**Given data**.
<<<<

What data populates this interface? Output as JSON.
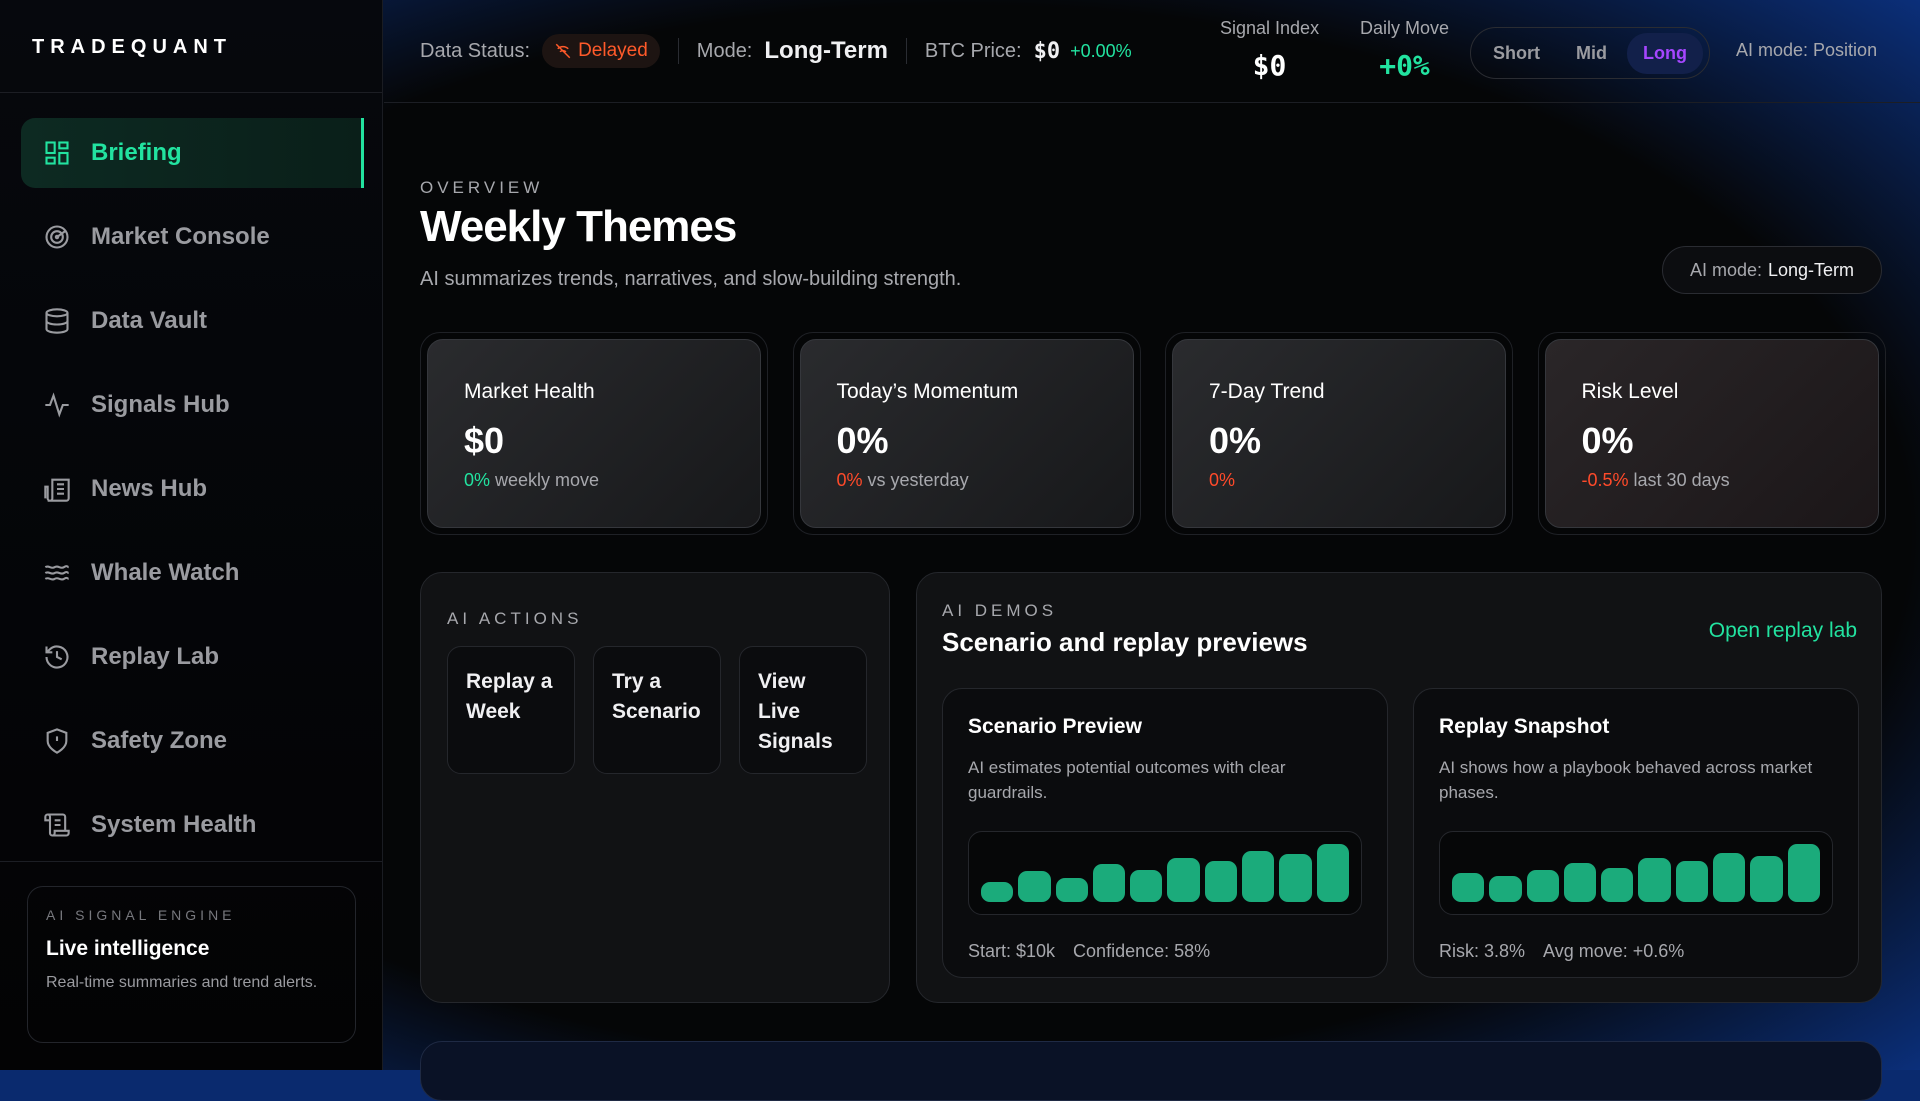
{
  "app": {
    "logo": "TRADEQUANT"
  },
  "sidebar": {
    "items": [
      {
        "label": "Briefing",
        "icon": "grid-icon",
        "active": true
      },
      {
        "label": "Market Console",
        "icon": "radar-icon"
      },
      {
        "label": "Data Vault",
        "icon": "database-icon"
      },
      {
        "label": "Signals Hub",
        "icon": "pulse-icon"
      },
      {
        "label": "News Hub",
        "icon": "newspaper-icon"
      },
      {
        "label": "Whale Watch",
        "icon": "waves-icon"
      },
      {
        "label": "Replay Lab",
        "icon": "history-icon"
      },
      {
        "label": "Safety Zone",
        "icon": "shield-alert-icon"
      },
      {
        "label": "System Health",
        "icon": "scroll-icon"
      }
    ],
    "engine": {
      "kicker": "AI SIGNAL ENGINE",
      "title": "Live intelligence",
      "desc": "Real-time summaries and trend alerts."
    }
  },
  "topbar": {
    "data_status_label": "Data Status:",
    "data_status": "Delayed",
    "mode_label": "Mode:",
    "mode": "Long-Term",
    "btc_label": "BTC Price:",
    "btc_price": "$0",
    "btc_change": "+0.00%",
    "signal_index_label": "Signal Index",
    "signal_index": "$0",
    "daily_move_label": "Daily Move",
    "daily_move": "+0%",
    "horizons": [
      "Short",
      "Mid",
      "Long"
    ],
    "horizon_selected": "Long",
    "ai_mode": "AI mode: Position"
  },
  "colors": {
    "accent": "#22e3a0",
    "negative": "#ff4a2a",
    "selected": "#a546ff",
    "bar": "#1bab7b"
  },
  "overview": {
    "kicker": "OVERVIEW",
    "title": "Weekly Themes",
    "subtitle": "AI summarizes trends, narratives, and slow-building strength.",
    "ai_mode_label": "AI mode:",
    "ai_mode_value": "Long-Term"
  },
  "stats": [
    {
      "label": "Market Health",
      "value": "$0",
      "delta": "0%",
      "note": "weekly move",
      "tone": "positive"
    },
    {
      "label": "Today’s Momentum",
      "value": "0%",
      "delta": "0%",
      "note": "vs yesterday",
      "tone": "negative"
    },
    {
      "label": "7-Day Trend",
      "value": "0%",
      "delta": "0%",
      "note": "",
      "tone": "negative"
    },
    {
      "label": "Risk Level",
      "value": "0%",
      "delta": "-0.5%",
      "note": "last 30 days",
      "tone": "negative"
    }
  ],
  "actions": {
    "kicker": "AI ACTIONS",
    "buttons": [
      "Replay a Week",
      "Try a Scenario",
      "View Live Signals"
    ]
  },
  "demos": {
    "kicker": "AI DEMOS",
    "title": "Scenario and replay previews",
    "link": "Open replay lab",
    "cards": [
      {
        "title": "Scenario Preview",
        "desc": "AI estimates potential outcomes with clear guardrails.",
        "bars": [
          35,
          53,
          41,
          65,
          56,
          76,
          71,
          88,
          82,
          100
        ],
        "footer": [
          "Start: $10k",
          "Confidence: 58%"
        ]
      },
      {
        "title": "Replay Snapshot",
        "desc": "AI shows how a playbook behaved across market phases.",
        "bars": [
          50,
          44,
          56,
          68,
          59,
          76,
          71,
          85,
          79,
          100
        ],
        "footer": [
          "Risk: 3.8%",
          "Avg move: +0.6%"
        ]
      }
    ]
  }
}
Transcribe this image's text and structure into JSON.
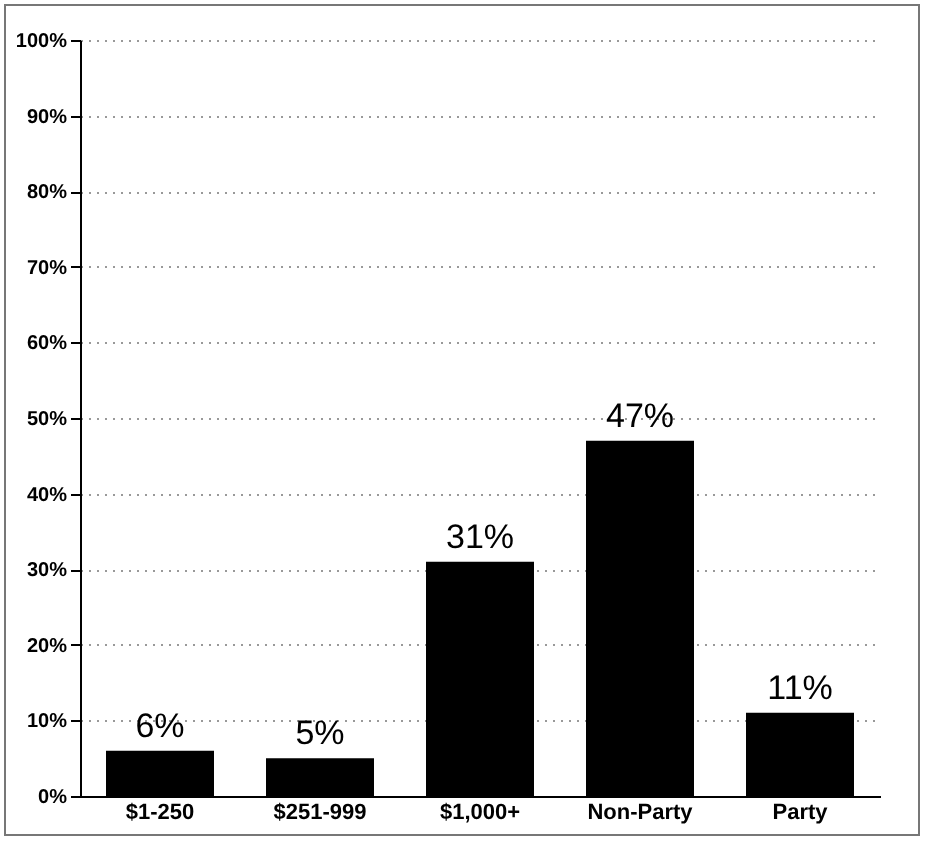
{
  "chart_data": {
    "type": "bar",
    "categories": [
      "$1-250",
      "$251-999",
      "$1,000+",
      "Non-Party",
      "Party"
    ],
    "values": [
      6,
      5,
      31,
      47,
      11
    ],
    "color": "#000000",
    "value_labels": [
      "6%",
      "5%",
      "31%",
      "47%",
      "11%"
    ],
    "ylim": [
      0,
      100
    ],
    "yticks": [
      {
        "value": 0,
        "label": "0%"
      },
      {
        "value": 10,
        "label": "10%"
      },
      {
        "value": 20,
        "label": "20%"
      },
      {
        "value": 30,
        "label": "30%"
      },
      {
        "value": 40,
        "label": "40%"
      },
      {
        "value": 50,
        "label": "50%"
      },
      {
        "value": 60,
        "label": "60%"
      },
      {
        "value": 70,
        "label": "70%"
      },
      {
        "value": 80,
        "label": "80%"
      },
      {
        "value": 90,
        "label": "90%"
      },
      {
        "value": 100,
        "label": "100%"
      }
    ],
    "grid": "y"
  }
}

>>>>

Every entry must be reproduced exactly, with the images left out.

What data populates this interface? Output as JSON.
{
  "app": {
    "logo": "TRADEQUANT"
  },
  "sidebar": {
    "items": [
      {
        "label": "Briefing",
        "icon": "grid-icon",
        "active": true
      },
      {
        "label": "Market Console",
        "icon": "radar-icon"
      },
      {
        "label": "Data Vault",
        "icon": "database-icon"
      },
      {
        "label": "Signals Hub",
        "icon": "pulse-icon"
      },
      {
        "label": "News Hub",
        "icon": "newspaper-icon"
      },
      {
        "label": "Whale Watch",
        "icon": "waves-icon"
      },
      {
        "label": "Replay Lab",
        "icon": "history-icon"
      },
      {
        "label": "Safety Zone",
        "icon": "shield-alert-icon"
      },
      {
        "label": "System Health",
        "icon": "scroll-icon"
      }
    ],
    "engine": {
      "kicker": "AI SIGNAL ENGINE",
      "title": "Live intelligence",
      "desc": "Real-time summaries and trend alerts."
    }
  },
  "topbar": {
    "data_status_label": "Data Status:",
    "data_status": "Delayed",
    "mode_label": "Mode:",
    "mode": "Long-Term",
    "btc_label": "BTC Price:",
    "btc_price": "$0",
    "btc_change": "+0.00%",
    "signal_index_label": "Signal Index",
    "signal_index": "$0",
    "daily_move_label": "Daily Move",
    "daily_move": "+0%",
    "horizons": [
      "Short",
      "Mid",
      "Long"
    ],
    "horizon_selected": "Long",
    "ai_mode": "AI mode: Position"
  },
  "colors": {
    "accent": "#22e3a0",
    "negative": "#ff4a2a",
    "selected": "#a546ff",
    "bar": "#1bab7b"
  },
  "overview": {
    "kicker": "OVERVIEW",
    "title": "Weekly Themes",
    "subtitle": "AI summarizes trends, narratives, and slow-building strength.",
    "ai_mode_label": "AI mode:",
    "ai_mode_value": "Long-Term"
  },
  "stats": [
    {
      "label": "Market Health",
      "value": "$0",
      "delta": "0%",
      "note": "weekly move",
      "tone": "positive"
    },
    {
      "label": "Today’s Momentum",
      "value": "0%",
      "delta": "0%",
      "note": "vs yesterday",
      "tone": "negative"
    },
    {
      "label": "7-Day Trend",
      "value": "0%",
      "delta": "0%",
      "note": "",
      "tone": "negative"
    },
    {
      "label": "Risk Level",
      "value": "0%",
      "delta": "-0.5%",
      "note": "last 30 days",
      "tone": "negative"
    }
  ],
  "actions": {
    "kicker": "AI ACTIONS",
    "buttons": [
      "Replay a Week",
      "Try a Scenario",
      "View Live Signals"
    ]
  },
  "demos": {
    "kicker": "AI DEMOS",
    "title": "Scenario and replay previews",
    "link": "Open replay lab",
    "cards": [
      {
        "title": "Scenario Preview",
        "desc": "AI estimates potential outcomes with clear guardrails.",
        "bars": [
          35,
          53,
          41,
          65,
          56,
          76,
          71,
          88,
          82,
          100
        ],
        "footer": [
          "Start: $10k",
          "Confidence: 58%"
        ]
      },
      {
        "title": "Replay Snapshot",
        "desc": "AI shows how a playbook behaved across market phases.",
        "bars": [
          50,
          44,
          56,
          68,
          59,
          76,
          71,
          85,
          79,
          100
        ],
        "footer": [
          "Risk: 3.8%",
          "Avg move: +0.6%"
        ]
      }
    ]
  }
}
Transcribe this image's text and structure into JSON.
{
  "chart_data": {
    "type": "bar",
    "categories": [
      "$1-250",
      "$251-999",
      "$1,000+",
      "Non-Party",
      "Party"
    ],
    "values": [
      6,
      5,
      31,
      47,
      11
    ],
    "color": "#000000",
    "value_labels": [
      "6%",
      "5%",
      "31%",
      "47%",
      "11%"
    ],
    "ylim": [
      0,
      100
    ],
    "yticks": [
      {
        "value": 0,
        "label": "0%"
      },
      {
        "value": 10,
        "label": "10%"
      },
      {
        "value": 20,
        "label": "20%"
      },
      {
        "value": 30,
        "label": "30%"
      },
      {
        "value": 40,
        "label": "40%"
      },
      {
        "value": 50,
        "label": "50%"
      },
      {
        "value": 60,
        "label": "60%"
      },
      {
        "value": 70,
        "label": "70%"
      },
      {
        "value": 80,
        "label": "80%"
      },
      {
        "value": 90,
        "label": "90%"
      },
      {
        "value": 100,
        "label": "100%"
      }
    ],
    "grid": "y"
  }
}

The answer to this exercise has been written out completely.